### Problem description
Each line containing the word "higher" needs to be copied.

--------------------------------------------------

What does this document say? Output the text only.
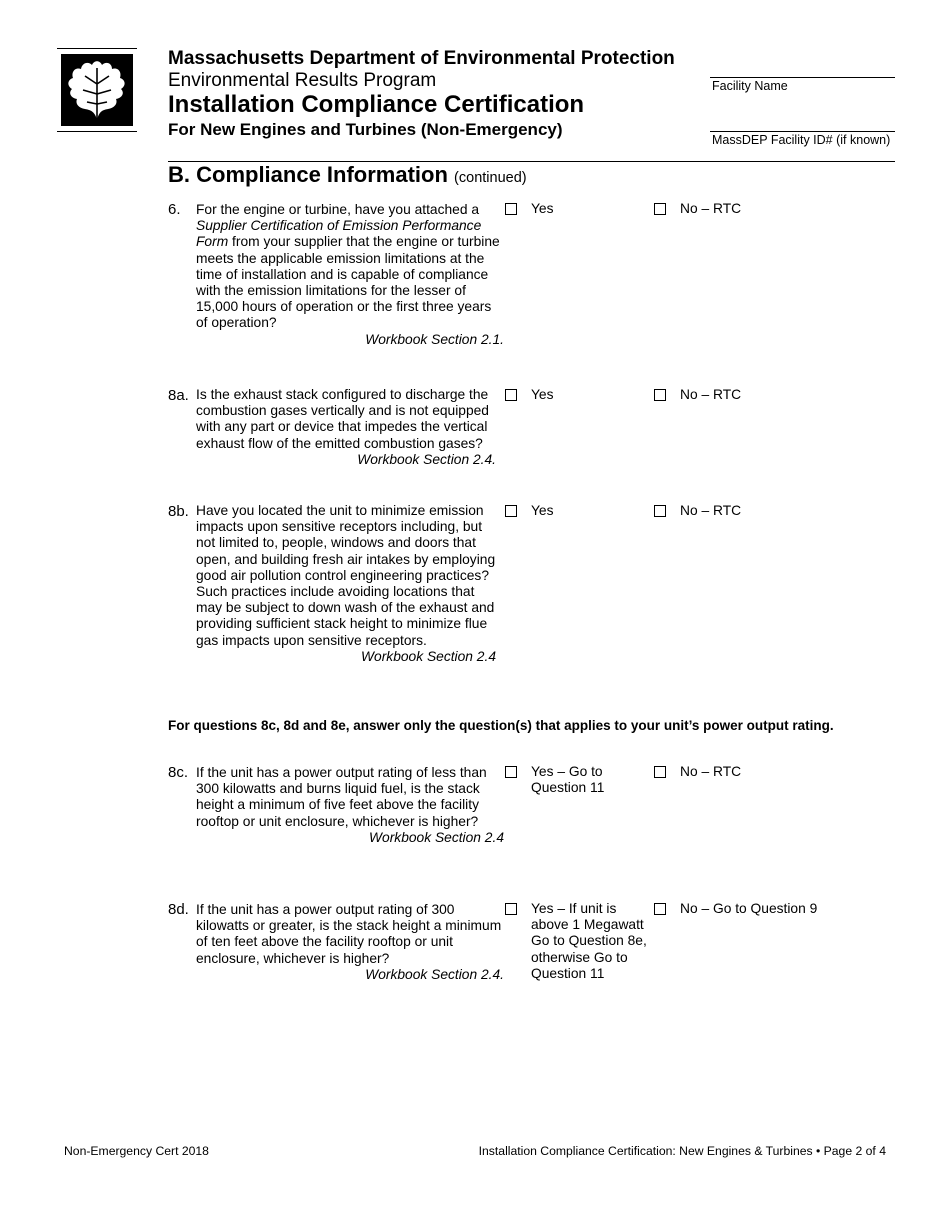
Massachusetts Department of Environmental Protection
Environmental Results Program
Installation Compliance Certification
For New Engines and Turbines (Non-Emergency)
Facility Name
MassDEP Facility ID# (if known)
B. Compliance Information (continued)
6. For the engine or turbine, have you attached a Supplier Certification of Emission Performance Form from your supplier that the engine or turbine meets the applicable emission limitations at the time of installation and is capable of compliance with the emission limitations for the lesser of 15,000 hours of operation or the first three years of operation?
Workbook Section 2.1.
Yes	No – RTC
8a. Is the exhaust stack configured to discharge the combustion gases vertically and is not equipped with any part or device that impedes the vertical exhaust flow of the emitted combustion gases?
Workbook Section 2.4.
Yes	No – RTC
8b. Have you located the unit to minimize emission impacts upon sensitive receptors including, but not limited to, people, windows and doors that open, and building fresh air intakes by employing good air pollution control engineering practices? Such practices include avoiding locations that may be subject to down wash of the exhaust and providing sufficient stack height to minimize flue gas impacts upon sensitive receptors.
Workbook Section 2.4
Yes	No – RTC
For questions 8c, 8d and 8e, answer only the question(s) that applies to your unit’s power output rating.
8c. If the unit has a power output rating of less than 300 kilowatts and burns liquid fuel, is the stack height a minimum of five feet above the facility rooftop or unit enclosure, whichever is higher?
Workbook Section 2.4
Yes – Go to Question 11
No – RTC
8d. If the unit has a power output rating of 300 kilowatts or greater, is the stack height a minimum of ten feet above the facility rooftop or unit enclosure, whichever is higher?
Workbook Section 2.4.
Yes – If unit is above 1 Megawatt Go to Question 8e, otherwise Go to Question 11
No – Go to Question 9
Non-Emergency Cert 2018	Installation Compliance Certification: New Engines & Turbines • Page 2 of 4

--------------------------------------------------

### Solution to this task
8c. If the unit has a power output rating of less than 300 kilowatts and burns liquid fuel, is the stack height a minimum of five feet above the facility rooftop or unit enclosure, whichever is higher?
8d. If the unit has a power output rating of 300 kilowatts or greater, is the stack height a minimum of ten feet above the facility rooftop or unit enclosure, whichever is higher?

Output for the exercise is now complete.